-- start --

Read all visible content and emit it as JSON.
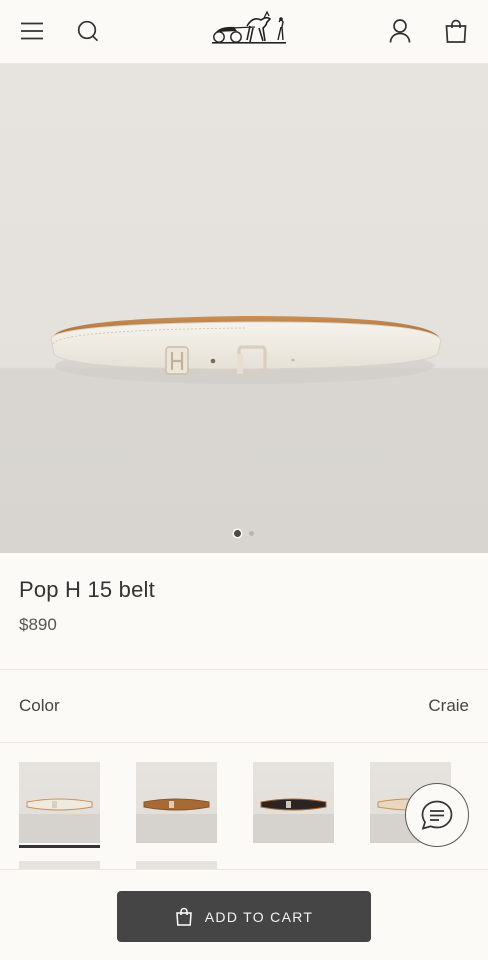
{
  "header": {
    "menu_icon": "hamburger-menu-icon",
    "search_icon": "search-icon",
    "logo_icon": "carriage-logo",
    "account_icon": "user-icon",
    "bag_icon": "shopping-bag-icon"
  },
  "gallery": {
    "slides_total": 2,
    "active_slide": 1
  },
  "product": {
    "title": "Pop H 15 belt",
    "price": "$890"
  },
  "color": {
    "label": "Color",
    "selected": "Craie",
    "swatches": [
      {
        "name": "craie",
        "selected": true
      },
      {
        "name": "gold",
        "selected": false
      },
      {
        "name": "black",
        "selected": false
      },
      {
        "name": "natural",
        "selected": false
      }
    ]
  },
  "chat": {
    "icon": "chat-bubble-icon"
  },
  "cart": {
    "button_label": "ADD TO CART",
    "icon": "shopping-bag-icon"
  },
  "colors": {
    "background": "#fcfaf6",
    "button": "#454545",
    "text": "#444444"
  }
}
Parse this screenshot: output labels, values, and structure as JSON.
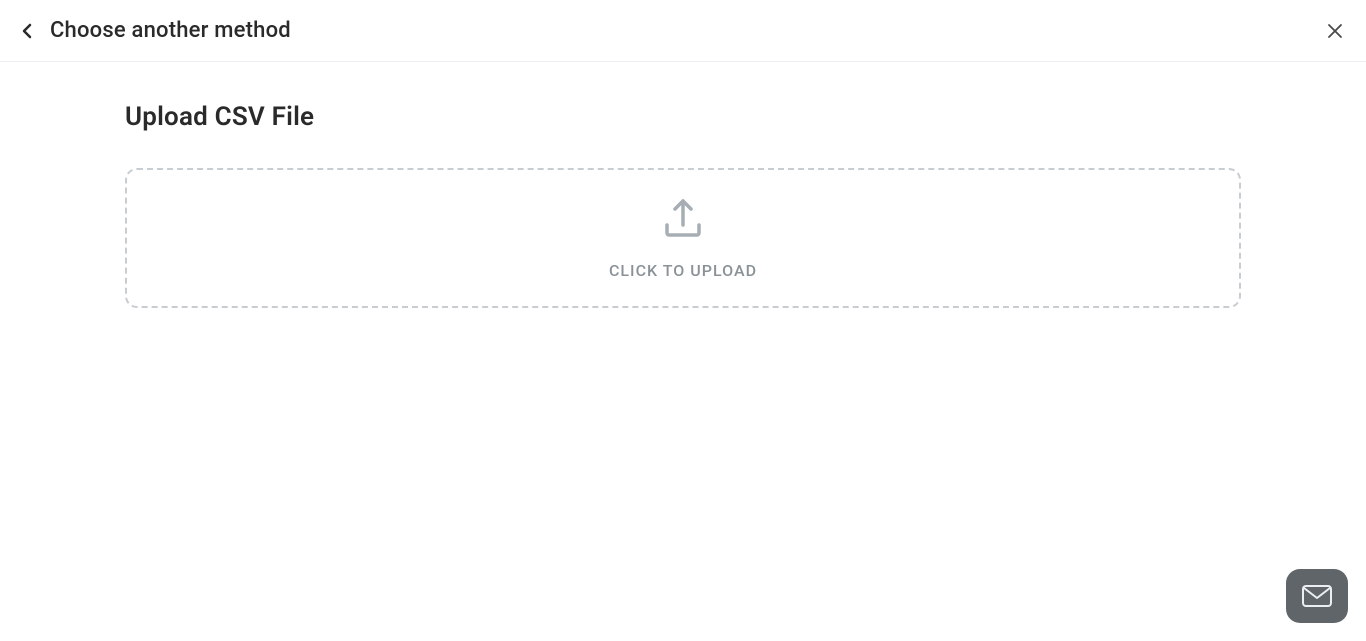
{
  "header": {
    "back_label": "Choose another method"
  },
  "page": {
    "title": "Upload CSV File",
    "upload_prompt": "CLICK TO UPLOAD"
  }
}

-- end --
-- start --

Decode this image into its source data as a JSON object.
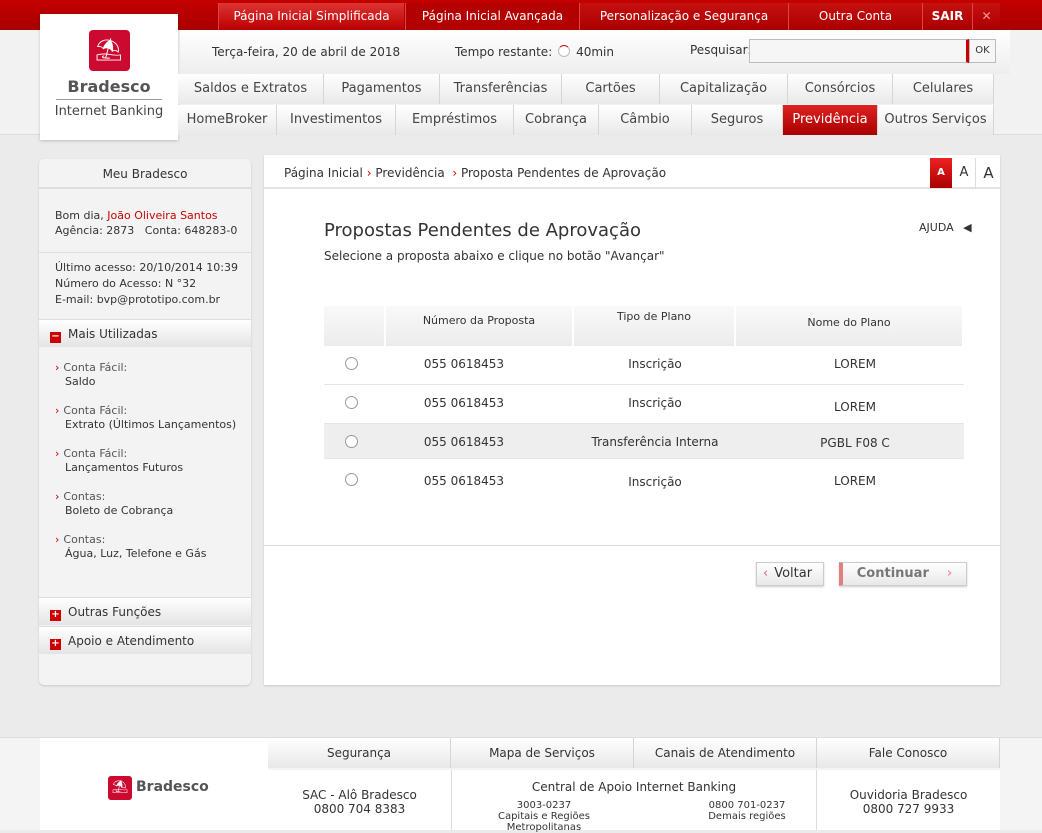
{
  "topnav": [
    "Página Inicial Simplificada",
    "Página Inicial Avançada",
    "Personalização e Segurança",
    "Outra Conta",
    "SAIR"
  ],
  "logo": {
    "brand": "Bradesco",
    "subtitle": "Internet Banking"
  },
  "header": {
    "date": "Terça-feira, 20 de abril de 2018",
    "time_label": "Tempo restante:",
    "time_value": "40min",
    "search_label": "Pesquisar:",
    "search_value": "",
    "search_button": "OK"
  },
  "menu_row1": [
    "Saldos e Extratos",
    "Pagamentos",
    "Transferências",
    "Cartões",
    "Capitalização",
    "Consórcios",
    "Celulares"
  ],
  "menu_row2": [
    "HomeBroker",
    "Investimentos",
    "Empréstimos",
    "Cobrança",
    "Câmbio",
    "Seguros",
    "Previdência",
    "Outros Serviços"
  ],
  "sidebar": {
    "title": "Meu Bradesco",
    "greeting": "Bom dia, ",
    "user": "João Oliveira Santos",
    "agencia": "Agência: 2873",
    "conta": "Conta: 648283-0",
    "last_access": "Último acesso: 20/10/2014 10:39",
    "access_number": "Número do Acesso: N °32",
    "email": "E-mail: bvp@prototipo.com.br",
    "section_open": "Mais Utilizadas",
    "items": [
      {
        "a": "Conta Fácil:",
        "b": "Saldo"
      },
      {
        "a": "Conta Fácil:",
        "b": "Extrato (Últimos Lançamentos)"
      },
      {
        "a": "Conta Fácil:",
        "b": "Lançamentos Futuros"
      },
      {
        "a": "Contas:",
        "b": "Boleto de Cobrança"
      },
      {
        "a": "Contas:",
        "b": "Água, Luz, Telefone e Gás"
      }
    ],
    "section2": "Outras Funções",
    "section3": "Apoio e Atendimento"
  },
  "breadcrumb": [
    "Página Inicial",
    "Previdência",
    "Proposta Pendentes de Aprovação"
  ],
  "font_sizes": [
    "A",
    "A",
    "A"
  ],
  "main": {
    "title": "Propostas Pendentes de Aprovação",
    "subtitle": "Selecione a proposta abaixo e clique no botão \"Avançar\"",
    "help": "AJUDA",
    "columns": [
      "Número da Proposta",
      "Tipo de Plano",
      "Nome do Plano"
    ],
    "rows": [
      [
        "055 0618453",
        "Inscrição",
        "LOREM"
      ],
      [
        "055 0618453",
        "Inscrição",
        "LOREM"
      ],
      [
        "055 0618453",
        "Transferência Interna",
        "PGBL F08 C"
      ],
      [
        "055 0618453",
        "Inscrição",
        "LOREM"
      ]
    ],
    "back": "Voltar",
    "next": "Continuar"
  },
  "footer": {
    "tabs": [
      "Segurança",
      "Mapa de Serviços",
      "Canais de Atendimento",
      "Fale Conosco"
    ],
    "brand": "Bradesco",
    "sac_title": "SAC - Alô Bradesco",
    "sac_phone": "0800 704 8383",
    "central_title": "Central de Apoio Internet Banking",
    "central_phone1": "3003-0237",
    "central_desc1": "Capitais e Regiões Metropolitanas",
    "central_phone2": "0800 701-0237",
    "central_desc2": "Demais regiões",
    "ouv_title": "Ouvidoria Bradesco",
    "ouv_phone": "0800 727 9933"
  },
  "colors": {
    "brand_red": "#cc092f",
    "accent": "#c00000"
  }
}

-- end --

■ **Goal**:
Check each line of the data above for the string "Lançamentos", then report how many lines have it, with no other words.

■ **Solution to the exercise**:
2